• [TASK]: Each line from the one that holds "Output the underlying" to the end of the records is to be retyped exactly. Pictures are not part of the copy.

• [PROVIDED ENTRIES]:
>> start
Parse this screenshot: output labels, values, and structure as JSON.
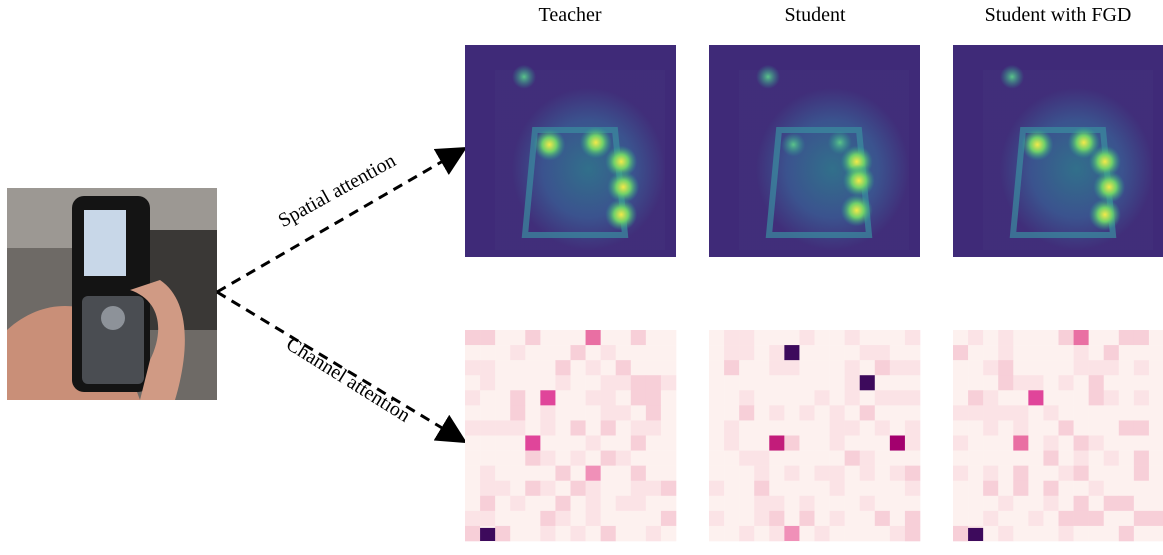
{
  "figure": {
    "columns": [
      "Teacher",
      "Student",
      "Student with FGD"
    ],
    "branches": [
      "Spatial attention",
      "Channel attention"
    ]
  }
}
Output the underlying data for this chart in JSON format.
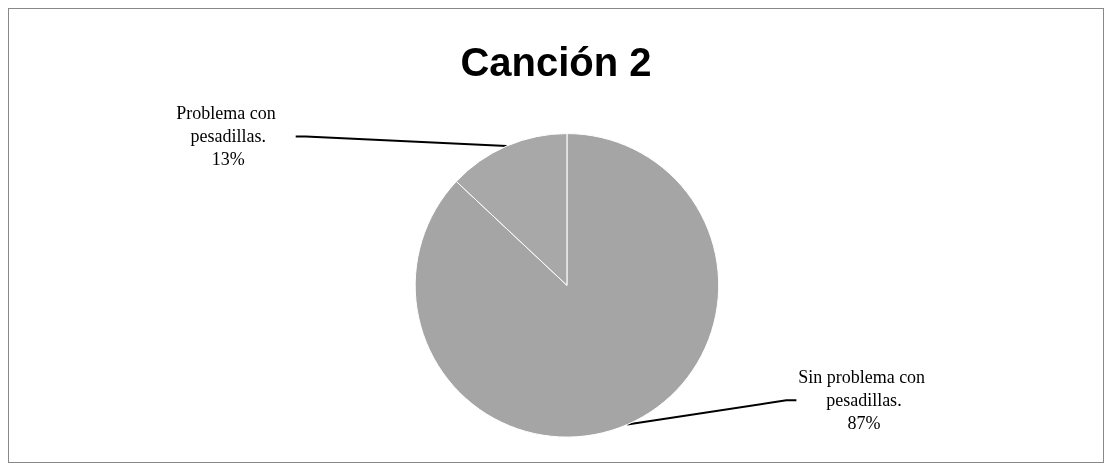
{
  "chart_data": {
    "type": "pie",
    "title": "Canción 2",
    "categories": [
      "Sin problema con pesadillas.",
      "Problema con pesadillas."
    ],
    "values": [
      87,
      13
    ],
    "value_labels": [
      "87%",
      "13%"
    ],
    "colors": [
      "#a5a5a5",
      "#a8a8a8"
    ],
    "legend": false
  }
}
>> end
• [TASK OUTPUT]:
Output the underlying data for this chart in JSON format.
{
  "chart_data": {
    "type": "pie",
    "title": "Canción 2",
    "categories": [
      "Sin problema con pesadillas.",
      "Problema con pesadillas."
    ],
    "values": [
      87,
      13
    ],
    "value_labels": [
      "87%",
      "13%"
    ],
    "colors": [
      "#a5a5a5",
      "#a8a8a8"
    ],
    "legend": false
  }
}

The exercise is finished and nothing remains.